Reproduce the data below verbatim, line by line, omitting any pictures.

- Data section -
***

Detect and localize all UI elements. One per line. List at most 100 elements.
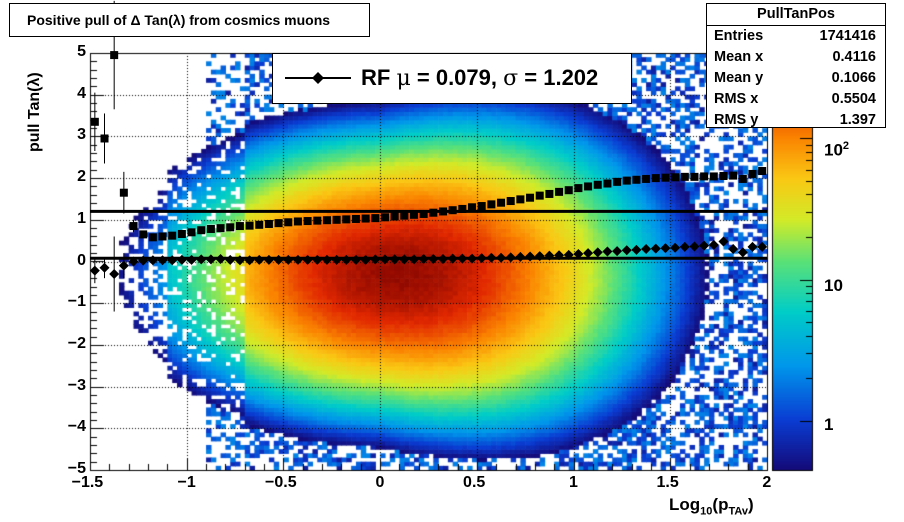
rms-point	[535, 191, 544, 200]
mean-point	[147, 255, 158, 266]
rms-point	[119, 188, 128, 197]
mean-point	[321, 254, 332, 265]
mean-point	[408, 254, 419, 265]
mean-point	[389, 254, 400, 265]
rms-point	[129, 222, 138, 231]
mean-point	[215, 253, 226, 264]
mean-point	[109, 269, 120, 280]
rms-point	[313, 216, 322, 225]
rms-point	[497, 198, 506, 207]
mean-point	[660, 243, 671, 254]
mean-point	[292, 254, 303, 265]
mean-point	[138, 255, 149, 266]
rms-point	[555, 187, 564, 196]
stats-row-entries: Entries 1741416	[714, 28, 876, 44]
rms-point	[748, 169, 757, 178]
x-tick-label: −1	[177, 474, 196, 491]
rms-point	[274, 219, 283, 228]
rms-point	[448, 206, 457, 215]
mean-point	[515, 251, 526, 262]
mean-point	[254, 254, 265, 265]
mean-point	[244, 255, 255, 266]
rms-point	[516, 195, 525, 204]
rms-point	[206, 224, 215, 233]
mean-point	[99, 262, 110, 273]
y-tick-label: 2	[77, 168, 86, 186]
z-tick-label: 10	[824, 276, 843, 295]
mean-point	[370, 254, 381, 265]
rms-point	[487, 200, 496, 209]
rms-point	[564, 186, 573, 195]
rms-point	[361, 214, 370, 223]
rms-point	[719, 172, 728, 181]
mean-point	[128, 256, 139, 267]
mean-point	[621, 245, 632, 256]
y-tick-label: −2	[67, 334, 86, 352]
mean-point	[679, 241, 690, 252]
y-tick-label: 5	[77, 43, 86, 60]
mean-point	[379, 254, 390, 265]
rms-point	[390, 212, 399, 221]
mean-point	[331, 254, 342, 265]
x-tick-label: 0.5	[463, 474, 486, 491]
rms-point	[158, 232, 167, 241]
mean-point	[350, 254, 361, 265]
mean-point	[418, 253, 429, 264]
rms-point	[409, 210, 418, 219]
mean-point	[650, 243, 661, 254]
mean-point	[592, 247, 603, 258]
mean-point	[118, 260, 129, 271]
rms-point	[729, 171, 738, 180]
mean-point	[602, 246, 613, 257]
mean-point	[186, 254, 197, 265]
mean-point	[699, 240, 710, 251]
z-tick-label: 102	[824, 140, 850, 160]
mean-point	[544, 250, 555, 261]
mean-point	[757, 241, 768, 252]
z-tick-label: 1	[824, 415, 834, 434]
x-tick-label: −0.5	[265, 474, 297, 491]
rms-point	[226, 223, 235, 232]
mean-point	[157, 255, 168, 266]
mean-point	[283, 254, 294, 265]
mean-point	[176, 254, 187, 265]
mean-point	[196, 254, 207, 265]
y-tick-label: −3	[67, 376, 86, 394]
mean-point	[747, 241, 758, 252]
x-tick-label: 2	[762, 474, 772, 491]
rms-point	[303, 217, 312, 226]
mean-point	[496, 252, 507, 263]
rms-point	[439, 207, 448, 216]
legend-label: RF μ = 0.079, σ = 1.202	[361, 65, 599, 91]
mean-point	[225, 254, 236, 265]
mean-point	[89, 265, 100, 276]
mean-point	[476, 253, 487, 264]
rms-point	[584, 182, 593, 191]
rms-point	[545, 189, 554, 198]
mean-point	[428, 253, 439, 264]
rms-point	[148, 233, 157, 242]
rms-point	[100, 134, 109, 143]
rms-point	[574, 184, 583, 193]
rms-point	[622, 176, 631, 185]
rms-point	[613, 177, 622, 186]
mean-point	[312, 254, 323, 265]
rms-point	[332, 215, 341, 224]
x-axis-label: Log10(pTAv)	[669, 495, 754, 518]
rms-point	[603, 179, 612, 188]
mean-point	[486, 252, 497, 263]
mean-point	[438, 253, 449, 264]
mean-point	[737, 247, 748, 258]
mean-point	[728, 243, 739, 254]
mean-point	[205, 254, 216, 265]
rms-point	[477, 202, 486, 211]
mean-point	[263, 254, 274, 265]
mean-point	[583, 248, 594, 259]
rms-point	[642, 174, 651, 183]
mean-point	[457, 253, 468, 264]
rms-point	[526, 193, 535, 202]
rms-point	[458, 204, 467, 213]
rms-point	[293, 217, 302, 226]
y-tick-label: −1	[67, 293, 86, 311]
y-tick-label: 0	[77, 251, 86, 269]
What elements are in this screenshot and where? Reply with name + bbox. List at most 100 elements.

***

- The response -
Detect and localize all UI elements. One per line. List at most 100 elements.
rms-point	[535, 191, 544, 200]
mean-point	[147, 255, 158, 266]
rms-point	[119, 188, 128, 197]
mean-point	[321, 254, 332, 265]
mean-point	[408, 254, 419, 265]
mean-point	[389, 254, 400, 265]
rms-point	[129, 222, 138, 231]
mean-point	[215, 253, 226, 264]
mean-point	[109, 269, 120, 280]
rms-point	[313, 216, 322, 225]
rms-point	[497, 198, 506, 207]
mean-point	[660, 243, 671, 254]
mean-point	[292, 254, 303, 265]
mean-point	[138, 255, 149, 266]
rms-point	[555, 187, 564, 196]
stats-row-entries: Entries 1741416	[714, 28, 876, 44]
rms-point	[748, 169, 757, 178]
x-tick-label: −1	[177, 474, 196, 491]
rms-point	[274, 219, 283, 228]
rms-point	[448, 206, 457, 215]
mean-point	[515, 251, 526, 262]
mean-point	[254, 254, 265, 265]
mean-point	[244, 255, 255, 266]
rms-point	[516, 195, 525, 204]
rms-point	[206, 224, 215, 233]
mean-point	[99, 262, 110, 273]
y-tick-label: 2	[77, 168, 86, 186]
z-tick-label: 10	[824, 276, 843, 295]
mean-point	[370, 254, 381, 265]
rms-point	[487, 200, 496, 209]
rms-point	[564, 186, 573, 195]
rms-point	[361, 214, 370, 223]
rms-point	[719, 172, 728, 181]
mean-point	[128, 256, 139, 267]
mean-point	[621, 245, 632, 256]
y-tick-label: −2	[67, 334, 86, 352]
mean-point	[679, 241, 690, 252]
y-tick-label: 5	[77, 43, 86, 60]
mean-point	[379, 254, 390, 265]
rms-point	[390, 212, 399, 221]
mean-point	[331, 254, 342, 265]
x-tick-label: 0.5	[463, 474, 486, 491]
rms-point	[158, 232, 167, 241]
mean-point	[350, 254, 361, 265]
mean-point	[418, 253, 429, 264]
rms-point	[409, 210, 418, 219]
mean-point	[650, 243, 661, 254]
mean-point	[592, 247, 603, 258]
mean-point	[118, 260, 129, 271]
rms-point	[729, 171, 738, 180]
mean-point	[602, 246, 613, 257]
mean-point	[186, 254, 197, 265]
mean-point	[699, 240, 710, 251]
z-tick-label: 102	[824, 140, 850, 160]
mean-point	[544, 250, 555, 261]
mean-point	[757, 241, 768, 252]
z-tick-label: 1	[824, 415, 834, 434]
x-tick-label: −0.5	[265, 474, 297, 491]
rms-point	[226, 223, 235, 232]
mean-point	[157, 255, 168, 266]
mean-point	[283, 254, 294, 265]
mean-point	[176, 254, 187, 265]
mean-point	[196, 254, 207, 265]
y-tick-label: −3	[67, 376, 86, 394]
mean-point	[747, 241, 758, 252]
x-tick-label: 2	[762, 474, 772, 491]
rms-point	[303, 217, 312, 226]
mean-point	[496, 252, 507, 263]
rms-point	[439, 207, 448, 216]
legend-label: RF μ = 0.079, σ = 1.202	[361, 65, 599, 91]
mean-point	[225, 254, 236, 265]
mean-point	[89, 265, 100, 276]
mean-point	[476, 253, 487, 264]
rms-point	[584, 182, 593, 191]
rms-point	[545, 189, 554, 198]
mean-point	[428, 253, 439, 264]
rms-point	[148, 233, 157, 242]
rms-point	[100, 134, 109, 143]
rms-point	[574, 184, 583, 193]
rms-point	[622, 176, 631, 185]
rms-point	[613, 177, 622, 186]
mean-point	[312, 254, 323, 265]
rms-point	[332, 215, 341, 224]
x-axis-label: Log10(pTAv)	[669, 495, 754, 518]
rms-point	[603, 179, 612, 188]
mean-point	[486, 252, 497, 263]
mean-point	[438, 253, 449, 264]
mean-point	[737, 247, 748, 258]
mean-point	[728, 243, 739, 254]
mean-point	[205, 254, 216, 265]
rms-point	[477, 202, 486, 211]
mean-point	[263, 254, 274, 265]
mean-point	[583, 248, 594, 259]
rms-point	[642, 174, 651, 183]
mean-point	[457, 253, 468, 264]
rms-point	[526, 193, 535, 202]
rms-point	[458, 204, 467, 213]
rms-point	[293, 217, 302, 226]
y-tick-label: −1	[67, 293, 86, 311]
y-tick-label: 0	[77, 251, 86, 269]
What elements are in this screenshot and where? Reply with name + bbox. List at most 100 elements.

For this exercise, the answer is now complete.